**Listing**
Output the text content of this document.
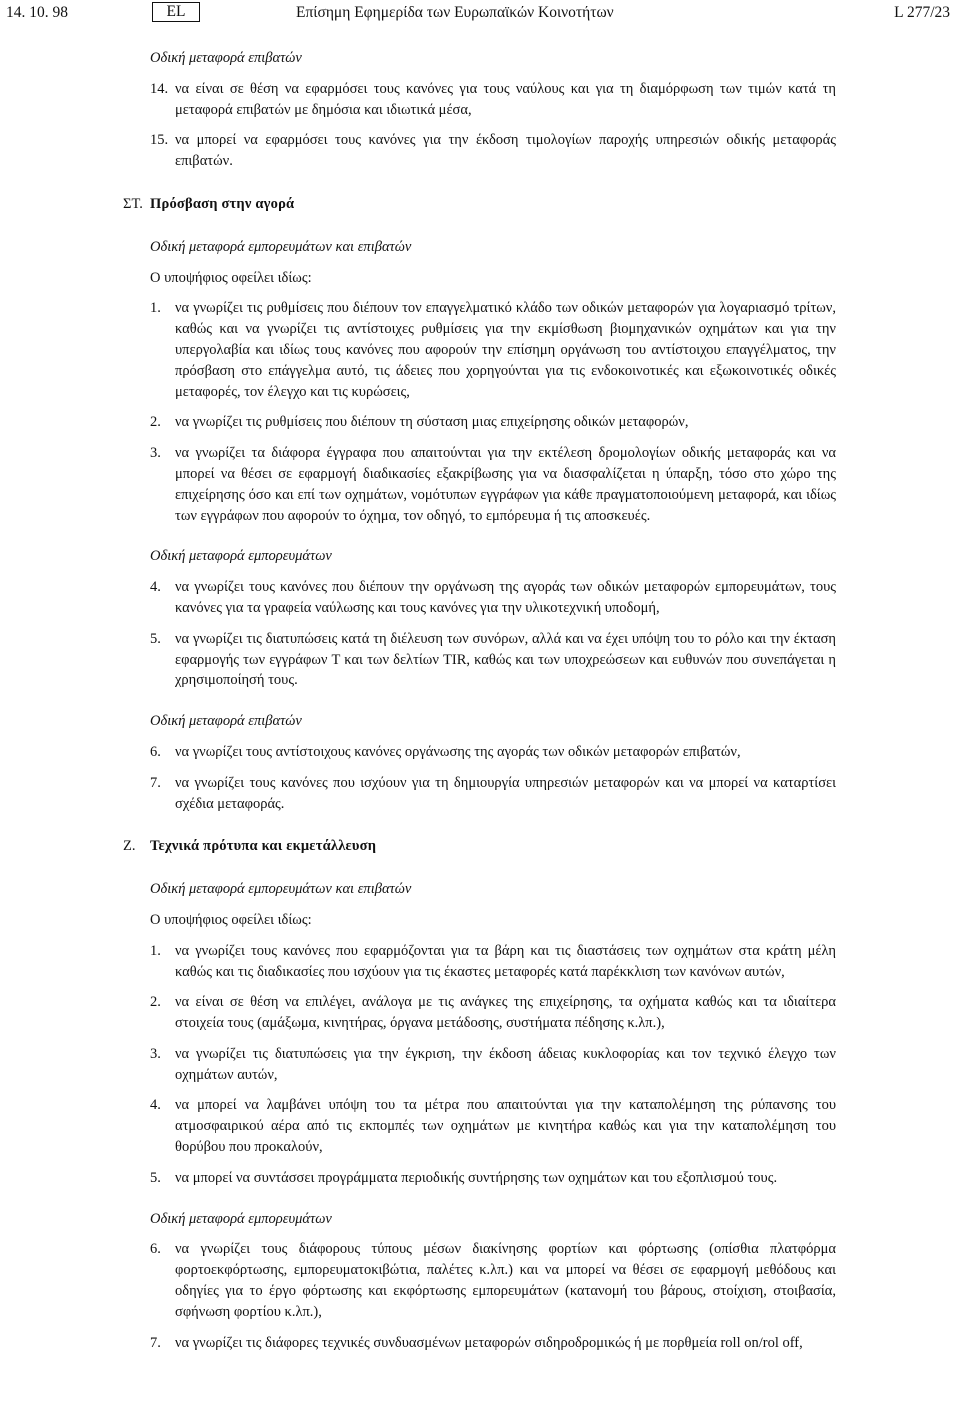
14. 10. 98	EL	Επίσημη Εφημερίδα των Ευρωπαϊκών Κοινοτήτων	L 277/23
Οδική μεταφορά επιβατών
14. να είναι σε θέση να εφαρμόσει τους κανόνες για τους ναύλους και για τη διαμόρφωση των τιμών κατά τη μεταφορά επιβατών με δημόσια και ιδιωτικά μέσα,
15. να μπορεί να εφαρμόσει τους κανόνες για την έκδοση τιμολογίων παροχής υπηρεσιών οδικής μεταφοράς επιβατών.
ΣΤ. Πρόσβαση στην αγορά
Οδική μεταφορά εμπορευμάτων και επιβατών
Ο υποψήφιος οφείλει ιδίως:
1. να γνωρίζει τις ρυθμίσεις που διέπουν τον επαγγελματικό κλάδο των οδικών μεταφορών για λογαριασμό τρίτων, καθώς και να γνωρίζει τις αντίστοιχες ρυθμίσεις για την εκμίσθωση βιομηχανικών οχημάτων και για την υπεργολαβία και ιδίως τους κανόνες που αφορούν την επίσημη οργάνωση του αντίστοιχου επαγγέλματος, την πρόσβαση στο επάγγελμα αυτό, τις άδειες που χορηγούνται για τις ενδοκοινοτικές και εξωκοινοτικές οδικές μεταφορές, τον έλεγχο και τις κυρώσεις,
2. να γνωρίζει τις ρυθμίσεις που διέπουν τη σύσταση μιας επιχείρησης οδικών μεταφορών,
3. να γνωρίζει τα διάφορα έγγραφα που απαιτούνται για την εκτέλεση δρομολογίων οδικής μεταφοράς και να μπορεί να θέσει σε εφαρμογή διαδικασίες εξακρίβωσης για να διασφαλίζεται η ύπαρξη, τόσο στο χώρο της επιχείρησης όσο και επί των οχημάτων, νομότυπων εγγράφων για κάθε πραγματοποιούμενη μεταφορά, και ιδίως των εγγράφων που αφορούν το όχημα, τον οδηγό, το εμπόρευμα ή τις αποσκευές.
Οδική μεταφορά εμπορευμάτων
4. να γνωρίζει τους κανόνες που διέπουν την οργάνωση της αγοράς των οδικών μεταφορών εμπορευμάτων, τους κανόνες για τα γραφεία ναύλωσης και τους κανόνες για την υλικοτεχνική υποδομή,
5. να γνωρίζει τις διατυπώσεις κατά τη διέλευση των συνόρων, αλλά και να έχει υπόψη του το ρόλο και την έκταση εφαρμογής των εγγράφων T και των δελτίων TIR, καθώς και των υποχρεώσεων και ευθυνών που συνεπάγεται η χρησιμοποίησή τους.
Οδική μεταφορά επιβατών
6. να γνωρίζει τους αντίστοιχους κανόνες οργάνωσης της αγοράς των οδικών μεταφορών επιβατών,
7. να γνωρίζει τους κανόνες που ισχύουν για τη δημιουργία υπηρεσιών μεταφορών και να μπορεί να καταρτίσει σχέδια μεταφοράς.
Ζ.	Τεχνικά πρότυπα και εκμετάλλευση
Οδική μεταφορά εμπορευμάτων και επιβατών
Ο υποψήφιος οφείλει ιδίως:
1. να γνωρίζει τους κανόνες που εφαρμόζονται για τα βάρη και τις διαστάσεις των οχημάτων στα κράτη μέλη καθώς και τις διαδικασίες που ισχύουν για τις έκαστες μεταφορές κατά παρέκκλιση των κανόνων αυτών,
2. να είναι σε θέση να επιλέγει, ανάλογα με τις ανάγκες της επιχείρησης, τα οχήματα καθώς και τα ιδιαίτερα στοιχεία τους (αμάξωμα, κινητήρας, όργανα μετάδοσης, συστήματα πέδησης κ.λπ.),
3. να γνωρίζει τις διατυπώσεις για την έγκριση, την έκδοση άδειας κυκλοφορίας και τον τεχνικό έλεγχο των οχημάτων αυτών,
4. να μπορεί να λαμβάνει υπόψη του τα μέτρα που απαιτούνται για την καταπολέμηση της ρύπανσης του ατμοσφαιρικού αέρα από τις εκπομπές των οχημάτων με κινητήρα καθώς και για την καταπολέμηση του θορύβου που προκαλούν,
5. να μπορεί να συντάσσει προγράμματα περιοδικής συντήρησης των οχημάτων και του εξοπλισμού τους.
Οδική μεταφορά εμπορευμάτων
6. να γνωρίζει τους διάφορους τύπους μέσων διακίνησης φορτίων και φόρτωσης (οπίσθια πλατφόρμα φορτοεκφόρτωσης, εμπορευματοκιβώτια, παλέτες κ.λπ.) και να μπορεί να θέσει σε εφαρμογή μεθόδους και οδηγίες για το έργο φόρτωσης και εκφόρτωσης εμπορευμάτων (κατανομή του βάρους, στοίχιση, στοιβασία, σφήνωση φορτίου κ.λπ.),
7. να γνωρίζει τις διάφορες τεχνικές συνδυασμένων μεταφορών σιδηροδρομικώς ή με πορθμεία roll on/rol off,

**Task requirements**
Quote the full listing above word for word; exclude every picture from the copy.

**Reply**
Output the text content of this document.
14. 10. 98	EL	Επίσημη Εφημερίδα των Ευρωπαϊκών Κοινοτήτων	L 277/23
Οδική μεταφορά επιβατών
14. να είναι σε θέση να εφαρμόσει τους κανόνες για τους ναύλους και για τη διαμόρφωση των τιμών κατά τη μεταφορά επιβατών με δημόσια και ιδιωτικά μέσα,
15. να μπορεί να εφαρμόσει τους κανόνες για την έκδοση τιμολογίων παροχής υπηρεσιών οδικής μεταφοράς επιβατών.
ΣΤ. Πρόσβαση στην αγορά
Οδική μεταφορά εμπορευμάτων και επιβατών
Ο υποψήφιος οφείλει ιδίως:
1. να γνωρίζει τις ρυθμίσεις που διέπουν τον επαγγελματικό κλάδο των οδικών μεταφορών για λογαριασμό τρίτων, καθώς και να γνωρίζει τις αντίστοιχες ρυθμίσεις για την εκμίσθωση βιομηχανικών οχημάτων και για την υπεργολαβία και ιδίως τους κανόνες που αφορούν την επίσημη οργάνωση του αντίστοιχου επαγγέλματος, την πρόσβαση στο επάγγελμα αυτό, τις άδειες που χορηγούνται για τις ενδοκοινοτικές και εξωκοινοτικές οδικές μεταφορές, τον έλεγχο και τις κυρώσεις,
2. να γνωρίζει τις ρυθμίσεις που διέπουν τη σύσταση μιας επιχείρησης οδικών μεταφορών,
3. να γνωρίζει τα διάφορα έγγραφα που απαιτούνται για την εκτέλεση δρομολογίων οδικής μεταφοράς και να μπορεί να θέσει σε εφαρμογή διαδικασίες εξακρίβωσης για να διασφαλίζεται η ύπαρξη, τόσο στο χώρο της επιχείρησης όσο και επί των οχημάτων, νομότυπων εγγράφων για κάθε πραγματοποιούμενη μεταφορά, και ιδίως των εγγράφων που αφορούν το όχημα, τον οδηγό, το εμπόρευμα ή τις αποσκευές.
Οδική μεταφορά εμπορευμάτων
4. να γνωρίζει τους κανόνες που διέπουν την οργάνωση της αγοράς των οδικών μεταφορών εμπορευμάτων, τους κανόνες για τα γραφεία ναύλωσης και τους κανόνες για την υλικοτεχνική υποδομή,
5. να γνωρίζει τις διατυπώσεις κατά τη διέλευση των συνόρων, αλλά και να έχει υπόψη του το ρόλο και την έκταση εφαρμογής των εγγράφων T και των δελτίων TIR, καθώς και των υποχρεώσεων και ευθυνών που συνεπάγεται η χρησιμοποίησή τους.
Οδική μεταφορά επιβατών
6. να γνωρίζει τους αντίστοιχους κανόνες οργάνωσης της αγοράς των οδικών μεταφορών επιβατών,
7. να γνωρίζει τους κανόνες που ισχύουν για τη δημιουργία υπηρεσιών μεταφορών και να μπορεί να καταρτίσει σχέδια μεταφοράς.
Ζ.	Τεχνικά πρότυπα και εκμετάλλευση
Οδική μεταφορά εμπορευμάτων και επιβατών
Ο υποψήφιος οφείλει ιδίως:
1. να γνωρίζει τους κανόνες που εφαρμόζονται για τα βάρη και τις διαστάσεις των οχημάτων στα κράτη μέλη καθώς και τις διαδικασίες που ισχύουν για τις έκαστες μεταφορές κατά παρέκκλιση των κανόνων αυτών,
2. να είναι σε θέση να επιλέγει, ανάλογα με τις ανάγκες της επιχείρησης, τα οχήματα καθώς και τα ιδιαίτερα στοιχεία τους (αμάξωμα, κινητήρας, όργανα μετάδοσης, συστήματα πέδησης κ.λπ.),
3. να γνωρίζει τις διατυπώσεις για την έγκριση, την έκδοση άδειας κυκλοφορίας και τον τεχνικό έλεγχο των οχημάτων αυτών,
4. να μπορεί να λαμβάνει υπόψη του τα μέτρα που απαιτούνται για την καταπολέμηση της ρύπανσης του ατμοσφαιρικού αέρα από τις εκπομπές των οχημάτων με κινητήρα καθώς και για την καταπολέμηση του θορύβου που προκαλούν,
5. να μπορεί να συντάσσει προγράμματα περιοδικής συντήρησης των οχημάτων και του εξοπλισμού τους.
Οδική μεταφορά εμπορευμάτων
6. να γνωρίζει τους διάφορους τύπους μέσων διακίνησης φορτίων και φόρτωσης (οπίσθια πλατφόρμα φορτοεκφόρτωσης, εμπορευματοκιβώτια, παλέτες κ.λπ.) και να μπορεί να θέσει σε εφαρμογή μεθόδους και οδηγίες για το έργο φόρτωσης και εκφόρτωσης εμπορευμάτων (κατανομή του βάρους, στοίχιση, στοιβασία, σφήνωση φορτίου κ.λπ.),
7. να γνωρίζει τις διάφορες τεχνικές συνδυασμένων μεταφορών σιδηροδρομικώς ή με πορθμεία roll on/rol off,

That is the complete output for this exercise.